#### [WHAT TO DO]
Print out every record exactly as it appears.

#### [RECORDS FOR THE TASK]
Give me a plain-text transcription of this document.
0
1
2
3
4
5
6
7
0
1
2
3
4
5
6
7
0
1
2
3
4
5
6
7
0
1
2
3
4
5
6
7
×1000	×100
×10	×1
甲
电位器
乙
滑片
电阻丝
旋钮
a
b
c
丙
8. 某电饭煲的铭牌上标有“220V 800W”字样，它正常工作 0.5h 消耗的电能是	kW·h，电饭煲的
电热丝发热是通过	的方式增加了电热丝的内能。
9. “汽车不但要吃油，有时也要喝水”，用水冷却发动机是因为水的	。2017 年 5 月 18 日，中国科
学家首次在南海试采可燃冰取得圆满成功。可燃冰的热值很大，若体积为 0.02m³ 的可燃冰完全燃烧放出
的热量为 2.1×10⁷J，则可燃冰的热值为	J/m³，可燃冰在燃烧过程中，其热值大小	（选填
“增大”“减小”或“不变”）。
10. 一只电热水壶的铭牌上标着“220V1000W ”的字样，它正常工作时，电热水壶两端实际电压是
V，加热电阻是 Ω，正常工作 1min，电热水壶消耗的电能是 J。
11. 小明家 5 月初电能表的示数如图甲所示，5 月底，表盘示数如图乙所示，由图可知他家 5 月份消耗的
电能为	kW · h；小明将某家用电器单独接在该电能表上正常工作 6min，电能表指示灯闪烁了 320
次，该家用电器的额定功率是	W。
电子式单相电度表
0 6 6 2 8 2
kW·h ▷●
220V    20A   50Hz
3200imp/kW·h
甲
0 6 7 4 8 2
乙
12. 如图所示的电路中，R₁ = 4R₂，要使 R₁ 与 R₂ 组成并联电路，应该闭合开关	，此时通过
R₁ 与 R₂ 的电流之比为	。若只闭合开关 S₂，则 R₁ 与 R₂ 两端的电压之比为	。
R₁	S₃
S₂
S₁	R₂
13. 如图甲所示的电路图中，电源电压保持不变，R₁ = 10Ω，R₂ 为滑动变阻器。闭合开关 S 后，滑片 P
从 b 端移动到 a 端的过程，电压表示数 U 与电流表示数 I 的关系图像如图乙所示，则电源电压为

#### [THE COMPLETED TASK]
Give me a plain-text transcription of this document.
0
1
2
3
4
5
6
7
0
1
2
3
4
5
6
7
0
1
2
3
4
5
6
7
0
1
2
3
4
5
6
7
×1000	×100
×10	×1
甲
电位器
乙
滑片
电阻丝
旋钮
a
b
c
丙
8. 某电饭煲的铭牌上标有“220V 800W”字样，它正常工作 0.5h 消耗的电能是	kW·h，电饭煲的
电热丝发热是通过	的方式增加了电热丝的内能。
9. “汽车不但要吃油，有时也要喝水”，用水冷却发动机是因为水的	。2017 年 5 月 18 日，中国科
学家首次在南海试采可燃冰取得圆满成功。可燃冰的热值很大，若体积为 0.02m³ 的可燃冰完全燃烧放出
的热量为 2.1×10⁷J，则可燃冰的热值为	J/m³，可燃冰在燃烧过程中，其热值大小	（选填
“增大”“减小”或“不变”）。
10. 一只电热水壶的铭牌上标着“220V1000W ”的字样，它正常工作时，电热水壶两端实际电压是
V，加热电阻是 Ω，正常工作 1min，电热水壶消耗的电能是 J。
11. 小明家 5 月初电能表的示数如图甲所示，5 月底，表盘示数如图乙所示，由图可知他家 5 月份消耗的
电能为	kW · h；小明将某家用电器单独接在该电能表上正常工作 6min，电能表指示灯闪烁了 320
次，该家用电器的额定功率是	W。
电子式单相电度表
0 6 6 2 8 2
kW·h ▷●
220V    20A   50Hz
3200imp/kW·h
甲
0 6 7 4 8 2
乙
12. 如图所示的电路中，R₁ = 4R₂，要使 R₁ 与 R₂ 组成并联电路，应该闭合开关	，此时通过
R₁ 与 R₂ 的电流之比为	。若只闭合开关 S₂，则 R₁ 与 R₂ 两端的电压之比为	。
R₁	S₃
S₂
S₁	R₂
13. 如图甲所示的电路图中，电源电压保持不变，R₁ = 10Ω，R₂ 为滑动变阻器。闭合开关 S 后，滑片 P
从 b 端移动到 a 端的过程，电压表示数 U 与电流表示数 I 的关系图像如图乙所示，则电源电压为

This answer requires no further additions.